** WORK TO BE COMPLETED **
Find the lines holding the string "specific" in the data, then copy all of them.

** SUPPLIED RECORDS **
_ _ _ _

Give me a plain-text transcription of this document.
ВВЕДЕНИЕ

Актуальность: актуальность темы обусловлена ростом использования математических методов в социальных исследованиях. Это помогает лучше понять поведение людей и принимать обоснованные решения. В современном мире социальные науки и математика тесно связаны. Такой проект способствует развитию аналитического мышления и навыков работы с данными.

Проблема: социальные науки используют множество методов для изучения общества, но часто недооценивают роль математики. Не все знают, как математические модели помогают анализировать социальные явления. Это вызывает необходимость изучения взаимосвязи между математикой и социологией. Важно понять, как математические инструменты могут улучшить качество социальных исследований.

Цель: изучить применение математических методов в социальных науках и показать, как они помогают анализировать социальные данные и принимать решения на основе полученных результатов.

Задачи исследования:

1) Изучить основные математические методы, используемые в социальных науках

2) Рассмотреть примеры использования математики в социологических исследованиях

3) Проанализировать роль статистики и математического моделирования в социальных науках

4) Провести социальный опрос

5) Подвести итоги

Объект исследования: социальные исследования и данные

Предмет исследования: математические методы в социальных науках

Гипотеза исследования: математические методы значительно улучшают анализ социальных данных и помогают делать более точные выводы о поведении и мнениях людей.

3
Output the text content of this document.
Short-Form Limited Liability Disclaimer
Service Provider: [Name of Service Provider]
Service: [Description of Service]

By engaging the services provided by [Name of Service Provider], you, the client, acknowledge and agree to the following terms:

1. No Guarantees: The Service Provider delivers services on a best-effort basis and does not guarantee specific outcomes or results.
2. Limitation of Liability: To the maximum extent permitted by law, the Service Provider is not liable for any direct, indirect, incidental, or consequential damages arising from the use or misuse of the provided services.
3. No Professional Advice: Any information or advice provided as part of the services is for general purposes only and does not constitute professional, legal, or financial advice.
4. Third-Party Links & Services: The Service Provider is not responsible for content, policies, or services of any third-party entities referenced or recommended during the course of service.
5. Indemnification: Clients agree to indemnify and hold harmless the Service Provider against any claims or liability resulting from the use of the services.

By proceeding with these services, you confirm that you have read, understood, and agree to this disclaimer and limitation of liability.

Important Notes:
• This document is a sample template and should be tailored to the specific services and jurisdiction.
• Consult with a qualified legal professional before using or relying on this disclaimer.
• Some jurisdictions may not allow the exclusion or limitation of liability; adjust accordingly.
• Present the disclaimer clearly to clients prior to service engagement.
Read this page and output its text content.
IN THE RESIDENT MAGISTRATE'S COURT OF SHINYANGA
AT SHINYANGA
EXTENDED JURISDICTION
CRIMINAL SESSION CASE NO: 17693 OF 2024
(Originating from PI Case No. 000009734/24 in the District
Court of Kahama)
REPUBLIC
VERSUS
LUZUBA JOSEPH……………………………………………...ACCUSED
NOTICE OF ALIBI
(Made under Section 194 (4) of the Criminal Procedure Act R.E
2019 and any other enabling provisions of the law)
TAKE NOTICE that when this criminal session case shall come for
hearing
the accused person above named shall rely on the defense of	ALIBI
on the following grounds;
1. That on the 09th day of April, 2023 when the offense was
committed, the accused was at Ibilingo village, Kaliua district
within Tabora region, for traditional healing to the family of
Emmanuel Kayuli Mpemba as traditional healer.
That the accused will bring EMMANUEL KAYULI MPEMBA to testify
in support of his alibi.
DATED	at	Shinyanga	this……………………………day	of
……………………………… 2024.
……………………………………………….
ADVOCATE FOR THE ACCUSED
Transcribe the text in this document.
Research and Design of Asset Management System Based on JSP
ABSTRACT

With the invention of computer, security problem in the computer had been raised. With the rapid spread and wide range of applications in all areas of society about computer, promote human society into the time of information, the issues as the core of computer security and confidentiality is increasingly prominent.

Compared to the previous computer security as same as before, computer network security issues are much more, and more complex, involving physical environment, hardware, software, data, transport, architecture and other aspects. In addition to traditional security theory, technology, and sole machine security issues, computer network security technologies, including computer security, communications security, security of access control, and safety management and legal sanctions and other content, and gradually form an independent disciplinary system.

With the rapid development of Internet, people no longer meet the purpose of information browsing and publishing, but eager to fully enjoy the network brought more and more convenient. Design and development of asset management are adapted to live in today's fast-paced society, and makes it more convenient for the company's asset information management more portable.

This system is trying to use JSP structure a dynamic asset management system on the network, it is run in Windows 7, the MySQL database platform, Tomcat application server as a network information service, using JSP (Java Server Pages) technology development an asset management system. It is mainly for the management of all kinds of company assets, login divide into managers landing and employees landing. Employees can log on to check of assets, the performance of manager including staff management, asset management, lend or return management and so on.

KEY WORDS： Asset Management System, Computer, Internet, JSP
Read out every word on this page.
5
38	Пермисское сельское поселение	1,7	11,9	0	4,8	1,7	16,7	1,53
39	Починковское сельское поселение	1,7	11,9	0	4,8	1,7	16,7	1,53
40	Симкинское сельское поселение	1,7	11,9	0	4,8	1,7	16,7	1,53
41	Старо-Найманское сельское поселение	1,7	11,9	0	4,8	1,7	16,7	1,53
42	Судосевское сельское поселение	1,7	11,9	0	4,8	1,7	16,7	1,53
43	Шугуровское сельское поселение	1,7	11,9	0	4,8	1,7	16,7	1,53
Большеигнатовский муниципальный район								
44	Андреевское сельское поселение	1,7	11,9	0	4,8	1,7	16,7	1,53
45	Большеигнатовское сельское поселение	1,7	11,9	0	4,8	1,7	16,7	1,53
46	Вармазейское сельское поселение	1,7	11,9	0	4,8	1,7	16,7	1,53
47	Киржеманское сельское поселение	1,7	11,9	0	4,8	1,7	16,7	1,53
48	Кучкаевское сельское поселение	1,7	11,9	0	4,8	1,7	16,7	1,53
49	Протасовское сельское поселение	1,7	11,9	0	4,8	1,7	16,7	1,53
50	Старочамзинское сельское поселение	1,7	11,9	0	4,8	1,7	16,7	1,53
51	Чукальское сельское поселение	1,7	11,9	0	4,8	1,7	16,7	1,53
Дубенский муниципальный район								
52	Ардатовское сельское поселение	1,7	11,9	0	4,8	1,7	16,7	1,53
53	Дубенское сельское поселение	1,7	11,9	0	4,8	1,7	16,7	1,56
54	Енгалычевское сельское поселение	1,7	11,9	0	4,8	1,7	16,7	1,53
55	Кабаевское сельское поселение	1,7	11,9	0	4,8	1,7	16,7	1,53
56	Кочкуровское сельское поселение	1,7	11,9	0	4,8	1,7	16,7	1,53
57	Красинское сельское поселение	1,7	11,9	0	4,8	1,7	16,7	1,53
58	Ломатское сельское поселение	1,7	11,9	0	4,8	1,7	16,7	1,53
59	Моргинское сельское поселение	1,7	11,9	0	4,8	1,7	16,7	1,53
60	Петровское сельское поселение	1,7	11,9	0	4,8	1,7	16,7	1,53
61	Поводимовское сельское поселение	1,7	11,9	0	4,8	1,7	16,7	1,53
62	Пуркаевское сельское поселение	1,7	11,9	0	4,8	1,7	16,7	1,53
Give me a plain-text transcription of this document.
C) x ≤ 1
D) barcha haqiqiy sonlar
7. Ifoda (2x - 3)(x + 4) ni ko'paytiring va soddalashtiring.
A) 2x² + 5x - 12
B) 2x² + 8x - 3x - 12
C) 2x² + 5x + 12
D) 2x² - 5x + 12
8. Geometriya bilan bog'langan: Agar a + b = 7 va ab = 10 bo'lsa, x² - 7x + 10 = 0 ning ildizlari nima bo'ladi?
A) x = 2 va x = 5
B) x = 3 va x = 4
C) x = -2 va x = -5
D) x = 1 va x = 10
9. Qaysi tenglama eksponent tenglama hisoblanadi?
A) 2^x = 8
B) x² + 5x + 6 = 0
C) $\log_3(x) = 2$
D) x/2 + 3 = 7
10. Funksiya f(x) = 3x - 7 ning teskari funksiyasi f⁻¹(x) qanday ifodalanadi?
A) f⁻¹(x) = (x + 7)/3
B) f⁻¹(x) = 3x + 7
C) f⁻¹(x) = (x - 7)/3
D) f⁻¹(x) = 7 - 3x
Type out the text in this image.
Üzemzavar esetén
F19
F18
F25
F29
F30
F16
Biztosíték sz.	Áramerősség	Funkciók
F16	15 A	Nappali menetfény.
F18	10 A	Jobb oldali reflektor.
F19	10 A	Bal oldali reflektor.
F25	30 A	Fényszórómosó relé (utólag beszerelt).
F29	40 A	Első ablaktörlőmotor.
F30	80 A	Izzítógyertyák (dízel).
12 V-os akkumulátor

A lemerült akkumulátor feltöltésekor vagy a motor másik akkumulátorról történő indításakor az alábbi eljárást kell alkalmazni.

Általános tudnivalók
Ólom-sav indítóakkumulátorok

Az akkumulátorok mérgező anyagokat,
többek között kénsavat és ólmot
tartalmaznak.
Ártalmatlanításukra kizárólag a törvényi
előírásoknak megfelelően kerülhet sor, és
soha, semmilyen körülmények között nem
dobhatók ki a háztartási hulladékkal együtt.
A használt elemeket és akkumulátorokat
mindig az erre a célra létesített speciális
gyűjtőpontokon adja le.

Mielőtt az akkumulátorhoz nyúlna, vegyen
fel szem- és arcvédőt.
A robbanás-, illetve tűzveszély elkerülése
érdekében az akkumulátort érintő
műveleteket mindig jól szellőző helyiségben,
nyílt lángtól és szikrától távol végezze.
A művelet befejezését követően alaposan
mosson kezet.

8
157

_ _ _ _

** WRITTEN RESPONSE **
1. No Guarantees: The Service Provider delivers services on a best-effort basis and does not guarantee specific outcomes or results.
• This document is a sample template and should be tailored to the specific services and jurisdiction.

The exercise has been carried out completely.